**GOAL**
Restate the entries word for word, omitting nothing.

**RECORDED INFORMATION**
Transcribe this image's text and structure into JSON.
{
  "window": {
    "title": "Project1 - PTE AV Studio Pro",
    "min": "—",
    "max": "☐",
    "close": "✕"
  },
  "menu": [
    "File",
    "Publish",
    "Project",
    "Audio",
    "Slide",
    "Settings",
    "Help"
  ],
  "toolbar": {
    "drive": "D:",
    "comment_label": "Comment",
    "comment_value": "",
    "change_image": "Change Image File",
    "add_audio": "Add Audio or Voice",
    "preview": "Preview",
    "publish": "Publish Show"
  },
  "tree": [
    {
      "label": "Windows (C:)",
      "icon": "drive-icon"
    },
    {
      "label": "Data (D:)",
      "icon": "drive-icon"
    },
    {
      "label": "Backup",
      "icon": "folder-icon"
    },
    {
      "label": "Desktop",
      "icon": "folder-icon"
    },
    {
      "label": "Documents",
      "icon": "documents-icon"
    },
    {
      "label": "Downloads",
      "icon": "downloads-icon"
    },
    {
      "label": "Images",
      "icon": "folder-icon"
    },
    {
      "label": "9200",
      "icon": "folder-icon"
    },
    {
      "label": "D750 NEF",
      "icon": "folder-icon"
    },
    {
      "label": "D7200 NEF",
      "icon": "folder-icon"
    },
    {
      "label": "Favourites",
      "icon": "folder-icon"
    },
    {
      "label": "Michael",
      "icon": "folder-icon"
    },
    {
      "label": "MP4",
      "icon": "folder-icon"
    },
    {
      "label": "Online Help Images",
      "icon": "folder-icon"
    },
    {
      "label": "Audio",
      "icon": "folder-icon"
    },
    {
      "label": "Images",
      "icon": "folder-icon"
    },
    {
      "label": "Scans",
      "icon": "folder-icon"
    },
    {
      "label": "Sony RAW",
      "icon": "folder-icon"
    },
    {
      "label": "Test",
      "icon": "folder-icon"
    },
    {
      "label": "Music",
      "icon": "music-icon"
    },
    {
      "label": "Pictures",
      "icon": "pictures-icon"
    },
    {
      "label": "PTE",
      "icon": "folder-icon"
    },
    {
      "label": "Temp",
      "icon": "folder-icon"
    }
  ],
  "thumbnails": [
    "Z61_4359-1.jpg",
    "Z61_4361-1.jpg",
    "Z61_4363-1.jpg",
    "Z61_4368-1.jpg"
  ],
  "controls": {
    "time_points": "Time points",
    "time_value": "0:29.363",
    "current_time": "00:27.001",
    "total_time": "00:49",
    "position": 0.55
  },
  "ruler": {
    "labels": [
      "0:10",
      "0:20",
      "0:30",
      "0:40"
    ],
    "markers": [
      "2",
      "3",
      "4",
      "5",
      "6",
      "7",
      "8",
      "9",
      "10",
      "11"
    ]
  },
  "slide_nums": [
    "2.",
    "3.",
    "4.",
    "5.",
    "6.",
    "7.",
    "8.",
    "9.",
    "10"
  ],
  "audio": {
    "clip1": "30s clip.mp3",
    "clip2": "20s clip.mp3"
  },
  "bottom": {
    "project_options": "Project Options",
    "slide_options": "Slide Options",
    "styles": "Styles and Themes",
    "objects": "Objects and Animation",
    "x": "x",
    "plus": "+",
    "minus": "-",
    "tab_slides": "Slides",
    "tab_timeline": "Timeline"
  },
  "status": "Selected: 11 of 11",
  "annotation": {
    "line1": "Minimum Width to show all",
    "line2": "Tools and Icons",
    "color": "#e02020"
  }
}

**TASK RESULT**
Transcribe this image's text and structure into JSON.
{
  "window": {
    "title": "Project1 - PTE AV Studio Pro",
    "min": "—",
    "max": "☐",
    "close": "✕"
  },
  "menu": [
    "File",
    "Publish",
    "Project",
    "Audio",
    "Slide",
    "Settings",
    "Help"
  ],
  "toolbar": {
    "drive": "D:",
    "comment_label": "Comment",
    "comment_value": "",
    "change_image": "Change Image File",
    "add_audio": "Add Audio or Voice",
    "preview": "Preview",
    "publish": "Publish Show"
  },
  "tree": [
    {
      "label": "Windows (C:)",
      "icon": "drive-icon"
    },
    {
      "label": "Data (D:)",
      "icon": "drive-icon"
    },
    {
      "label": "Backup",
      "icon": "folder-icon"
    },
    {
      "label": "Desktop",
      "icon": "folder-icon"
    },
    {
      "label": "Documents",
      "icon": "documents-icon"
    },
    {
      "label": "Downloads",
      "icon": "downloads-icon"
    },
    {
      "label": "Images",
      "icon": "folder-icon"
    },
    {
      "label": "9200",
      "icon": "folder-icon"
    },
    {
      "label": "D750 NEF",
      "icon": "folder-icon"
    },
    {
      "label": "D7200 NEF",
      "icon": "folder-icon"
    },
    {
      "label": "Favourites",
      "icon": "folder-icon"
    },
    {
      "label": "Michael",
      "icon": "folder-icon"
    },
    {
      "label": "MP4",
      "icon": "folder-icon"
    },
    {
      "label": "Online Help Images",
      "icon": "folder-icon"
    },
    {
      "label": "Audio",
      "icon": "folder-icon"
    },
    {
      "label": "Images",
      "icon": "folder-icon"
    },
    {
      "label": "Scans",
      "icon": "folder-icon"
    },
    {
      "label": "Sony RAW",
      "icon": "folder-icon"
    },
    {
      "label": "Test",
      "icon": "folder-icon"
    },
    {
      "label": "Music",
      "icon": "music-icon"
    },
    {
      "label": "Pictures",
      "icon": "pictures-icon"
    },
    {
      "label": "PTE",
      "icon": "folder-icon"
    },
    {
      "label": "Temp",
      "icon": "folder-icon"
    }
  ],
  "thumbnails": [
    "Z61_4359-1.jpg",
    "Z61_4361-1.jpg",
    "Z61_4363-1.jpg",
    "Z61_4368-1.jpg"
  ],
  "controls": {
    "time_points": "Time points",
    "time_value": "0:29.363",
    "current_time": "00:27.001",
    "total_time": "00:49",
    "position": 0.55
  },
  "ruler": {
    "labels": [
      "0:10",
      "0:20",
      "0:30",
      "0:40"
    ],
    "markers": [
      "2",
      "3",
      "4",
      "5",
      "6",
      "7",
      "8",
      "9",
      "10",
      "11"
    ]
  },
  "slide_nums": [
    "2.",
    "3.",
    "4.",
    "5.",
    "6.",
    "7.",
    "8.",
    "9.",
    "10"
  ],
  "audio": {
    "clip1": "30s clip.mp3",
    "clip2": "20s clip.mp3"
  },
  "bottom": {
    "project_options": "Project Options",
    "slide_options": "Slide Options",
    "styles": "Styles and Themes",
    "objects": "Objects and Animation",
    "x": "x",
    "plus": "+",
    "minus": "-",
    "tab_slides": "Slides",
    "tab_timeline": "Timeline"
  },
  "status": "Selected: 11 of 11",
  "annotation": {
    "line1": "Minimum Width to show all",
    "line2": "Tools and Icons",
    "color": "#e02020"
  }
}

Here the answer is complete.